What the task requires
The entries are to be returned exactly, with images left out.

Listed entries

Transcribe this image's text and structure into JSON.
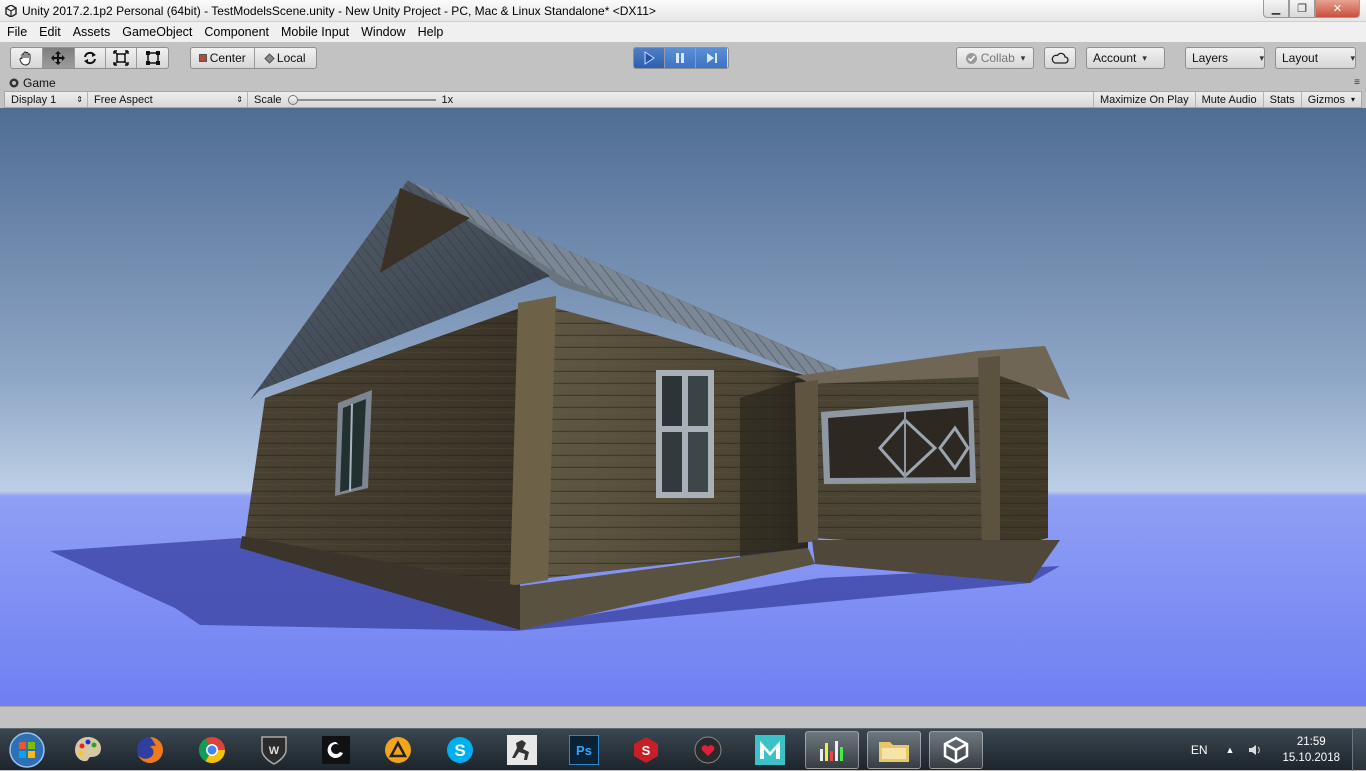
{
  "window": {
    "title": "Unity 2017.2.1p2 Personal (64bit) - TestModelsScene.unity - New Unity Project - PC, Mac & Linux Standalone* <DX11>"
  },
  "menu": [
    "File",
    "Edit",
    "Assets",
    "GameObject",
    "Component",
    "Mobile Input",
    "Window",
    "Help"
  ],
  "toolbar": {
    "pivot_label": "Center",
    "space_label": "Local",
    "collab_label": "Collab",
    "account_label": "Account",
    "layers_label": "Layers",
    "layout_label": "Layout"
  },
  "game_view": {
    "tab_label": "Game",
    "display_label": "Display 1",
    "aspect_label": "Free Aspect",
    "scale_label": "Scale",
    "scale_value": "1x",
    "maximize_label": "Maximize On Play",
    "mute_label": "Mute Audio",
    "stats_label": "Stats",
    "gizmos_label": "Gizmos"
  },
  "taskbar": {
    "apps": [
      "start-orb",
      "artrage",
      "firefox",
      "chrome",
      "world-of-tanks",
      "camtasia",
      "archicad",
      "skype",
      "zbrush",
      "photoshop",
      "substance-painter",
      "app-heart",
      "maya",
      "fl-studio",
      "file-explorer",
      "unity"
    ],
    "language": "EN",
    "time": "21:59",
    "date": "15.10.2018"
  }
}
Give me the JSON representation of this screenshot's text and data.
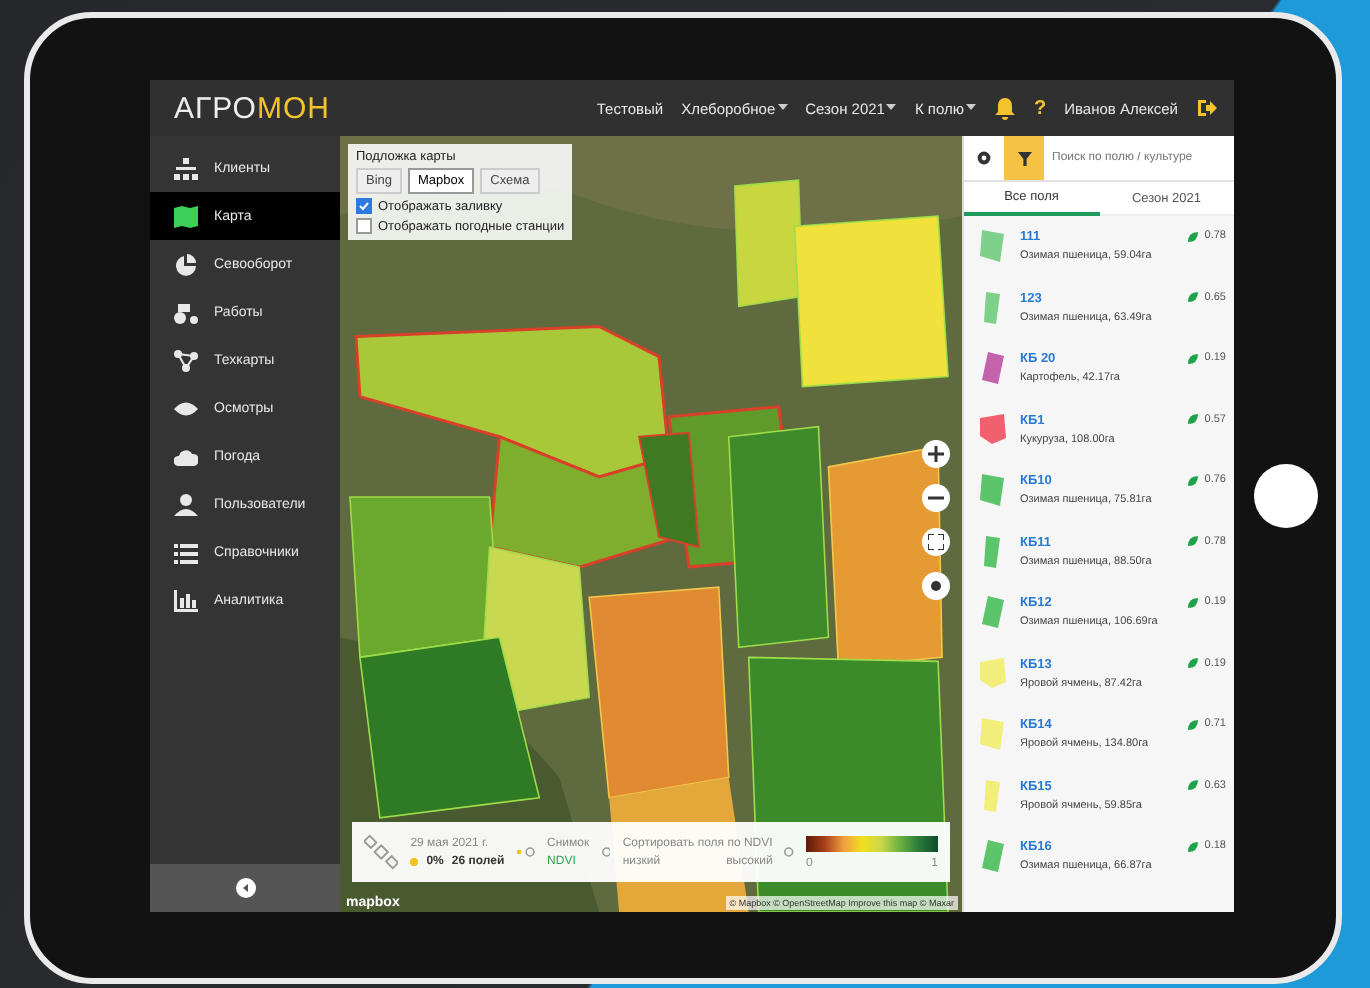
{
  "header": {
    "logo_left": "АГРО",
    "logo_right": "МОН",
    "menu": [
      {
        "label": "Тестовый",
        "dropdown": false
      },
      {
        "label": "Хлеборобное",
        "dropdown": true
      },
      {
        "label": "Сезон 2021",
        "dropdown": true
      },
      {
        "label": "К полю",
        "dropdown": true
      }
    ],
    "help": "?",
    "user": "Иванов Алексей"
  },
  "sidebar": {
    "items": [
      {
        "label": "Клиенты",
        "selected": false
      },
      {
        "label": "Карта",
        "selected": true
      },
      {
        "label": "Севооборот",
        "selected": false
      },
      {
        "label": "Работы",
        "selected": false
      },
      {
        "label": "Техкарты",
        "selected": false
      },
      {
        "label": "Осмотры",
        "selected": false
      },
      {
        "label": "Погода",
        "selected": false
      },
      {
        "label": "Пользователи",
        "selected": false
      },
      {
        "label": "Справочники",
        "selected": false
      },
      {
        "label": "Аналитика",
        "selected": false
      }
    ]
  },
  "layers": {
    "title": "Подложка карты",
    "bases": [
      {
        "label": "Bing",
        "selected": false
      },
      {
        "label": "Mapbox",
        "selected": true
      },
      {
        "label": "Схема",
        "selected": false
      }
    ],
    "options": [
      {
        "label": "Отображать заливку",
        "checked": true
      },
      {
        "label": "Отображать погодные станции",
        "checked": false
      }
    ]
  },
  "info": {
    "date": "29 мая 2021 г.",
    "cloud": "0%",
    "fields": "26 полей",
    "image_label": "Снимок",
    "image_value": "NDVI",
    "sort_label": "Сортировать поля по NDVI",
    "low": "низкий",
    "high": "высокий",
    "scale_min": "0",
    "scale_max": "1"
  },
  "map_logo": "mapbox",
  "attribution": "© Mapbox © OpenStreetMap Improve this map © Maxar",
  "panel": {
    "search": {
      "placeholder": "Поиск по полю / культуре"
    },
    "filter_on": true,
    "tabs": [
      {
        "label": "Все поля",
        "selected": true
      },
      {
        "label": "Сезон 2021",
        "selected": false
      }
    ],
    "fields": [
      {
        "name": "111",
        "crop": "Озимая пшеница, 59.04га",
        "ndvi": "0.78",
        "color": "#7fd08a"
      },
      {
        "name": "123",
        "crop": "Озимая пшеница, 63.49га",
        "ndvi": "0.65",
        "color": "#7fd08a"
      },
      {
        "name": "КБ 20",
        "crop": "Картофель, 42.17га",
        "ndvi": "0.19",
        "color": "#c462ac"
      },
      {
        "name": "КБ1",
        "crop": "Кукуруза, 108.00га",
        "ndvi": "0.57",
        "color": "#f0606e"
      },
      {
        "name": "КБ10",
        "crop": "Озимая пшеница, 75.81га",
        "ndvi": "0.76",
        "color": "#5cc46a"
      },
      {
        "name": "КБ11",
        "crop": "Озимая пшеница, 88.50га",
        "ndvi": "0.78",
        "color": "#5cc46a"
      },
      {
        "name": "КБ12",
        "crop": "Озимая пшеница, 106.69га",
        "ndvi": "0.19",
        "color": "#5cc46a"
      },
      {
        "name": "КБ13",
        "crop": "Яровой ячмень, 87.42га",
        "ndvi": "0.19",
        "color": "#f2ee7a"
      },
      {
        "name": "КБ14",
        "crop": "Яровой ячмень, 134.80га",
        "ndvi": "0.71",
        "color": "#f2ee7a"
      },
      {
        "name": "КБ15",
        "crop": "Яровой ячмень, 59.85га",
        "ndvi": "0.63",
        "color": "#f2ee7a"
      },
      {
        "name": "КБ16",
        "crop": "Озимая пшеница, 66.87га",
        "ndvi": "0.18",
        "color": "#5cc46a"
      }
    ]
  }
}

Output for this exercise
Transcribe this image's text and structure into JSON.
{
  "window": {
    "title": "Unity 2017.2.1p2 Personal (64bit) - TestModelsScene.unity - New Unity Project - PC, Mac & Linux Standalone* <DX11>"
  },
  "menu": [
    "File",
    "Edit",
    "Assets",
    "GameObject",
    "Component",
    "Mobile Input",
    "Window",
    "Help"
  ],
  "toolbar": {
    "pivot_label": "Center",
    "space_label": "Local",
    "collab_label": "Collab",
    "account_label": "Account",
    "layers_label": "Layers",
    "layout_label": "Layout"
  },
  "game_view": {
    "tab_label": "Game",
    "display_label": "Display 1",
    "aspect_label": "Free Aspect",
    "scale_label": "Scale",
    "scale_value": "1x",
    "maximize_label": "Maximize On Play",
    "mute_label": "Mute Audio",
    "stats_label": "Stats",
    "gizmos_label": "Gizmos"
  },
  "taskbar": {
    "apps": [
      "start-orb",
      "artrage",
      "firefox",
      "chrome",
      "world-of-tanks",
      "camtasia",
      "archicad",
      "skype",
      "zbrush",
      "photoshop",
      "substance-painter",
      "app-heart",
      "maya",
      "fl-studio",
      "file-explorer",
      "unity"
    ],
    "language": "EN",
    "time": "21:59",
    "date": "15.10.2018"
  }
}
Give me the JSON representation of this screenshot's text and data.
{
  "header": {
    "logo_left": "АГРО",
    "logo_right": "МОН",
    "menu": [
      {
        "label": "Тестовый",
        "dropdown": false
      },
      {
        "label": "Хлеборобное",
        "dropdown": true
      },
      {
        "label": "Сезон 2021",
        "dropdown": true
      },
      {
        "label": "К полю",
        "dropdown": true
      }
    ],
    "help": "?",
    "user": "Иванов Алексей"
  },
  "sidebar": {
    "items": [
      {
        "label": "Клиенты",
        "selected": false
      },
      {
        "label": "Карта",
        "selected": true
      },
      {
        "label": "Севооборот",
        "selected": false
      },
      {
        "label": "Работы",
        "selected": false
      },
      {
        "label": "Техкарты",
        "selected": false
      },
      {
        "label": "Осмотры",
        "selected": false
      },
      {
        "label": "Погода",
        "selected": false
      },
      {
        "label": "Пользователи",
        "selected": false
      },
      {
        "label": "Справочники",
        "selected": false
      },
      {
        "label": "Аналитика",
        "selected": false
      }
    ]
  },
  "layers": {
    "title": "Подложка карты",
    "bases": [
      {
        "label": "Bing",
        "selected": false
      },
      {
        "label": "Mapbox",
        "selected": true
      },
      {
        "label": "Схема",
        "selected": false
      }
    ],
    "options": [
      {
        "label": "Отображать заливку",
        "checked": true
      },
      {
        "label": "Отображать погодные станции",
        "checked": false
      }
    ]
  },
  "info": {
    "date": "29 мая 2021 г.",
    "cloud": "0%",
    "fields": "26 полей",
    "image_label": "Снимок",
    "image_value": "NDVI",
    "sort_label": "Сортировать поля по NDVI",
    "low": "низкий",
    "high": "высокий",
    "scale_min": "0",
    "scale_max": "1"
  },
  "map_logo": "mapbox",
  "attribution": "© Mapbox © OpenStreetMap Improve this map © Maxar",
  "panel": {
    "search": {
      "placeholder": "Поиск по полю / культуре"
    },
    "filter_on": true,
    "tabs": [
      {
        "label": "Все поля",
        "selected": true
      },
      {
        "label": "Сезон 2021",
        "selected": false
      }
    ],
    "fields": [
      {
        "name": "111",
        "crop": "Озимая пшеница, 59.04га",
        "ndvi": "0.78",
        "color": "#7fd08a"
      },
      {
        "name": "123",
        "crop": "Озимая пшеница, 63.49га",
        "ndvi": "0.65",
        "color": "#7fd08a"
      },
      {
        "name": "КБ 20",
        "crop": "Картофель, 42.17га",
        "ndvi": "0.19",
        "color": "#c462ac"
      },
      {
        "name": "КБ1",
        "crop": "Кукуруза, 108.00га",
        "ndvi": "0.57",
        "color": "#f0606e"
      },
      {
        "name": "КБ10",
        "crop": "Озимая пшеница, 75.81га",
        "ndvi": "0.76",
        "color": "#5cc46a"
      },
      {
        "name": "КБ11",
        "crop": "Озимая пшеница, 88.50га",
        "ndvi": "0.78",
        "color": "#5cc46a"
      },
      {
        "name": "КБ12",
        "crop": "Озимая пшеница, 106.69га",
        "ndvi": "0.19",
        "color": "#5cc46a"
      },
      {
        "name": "КБ13",
        "crop": "Яровой ячмень, 87.42га",
        "ndvi": "0.19",
        "color": "#f2ee7a"
      },
      {
        "name": "КБ14",
        "crop": "Яровой ячмень, 134.80га",
        "ndvi": "0.71",
        "color": "#f2ee7a"
      },
      {
        "name": "КБ15",
        "crop": "Яровой ячмень, 59.85га",
        "ndvi": "0.63",
        "color": "#f2ee7a"
      },
      {
        "name": "КБ16",
        "crop": "Озимая пшеница, 66.87га",
        "ndvi": "0.18",
        "color": "#5cc46a"
      }
    ]
  }
}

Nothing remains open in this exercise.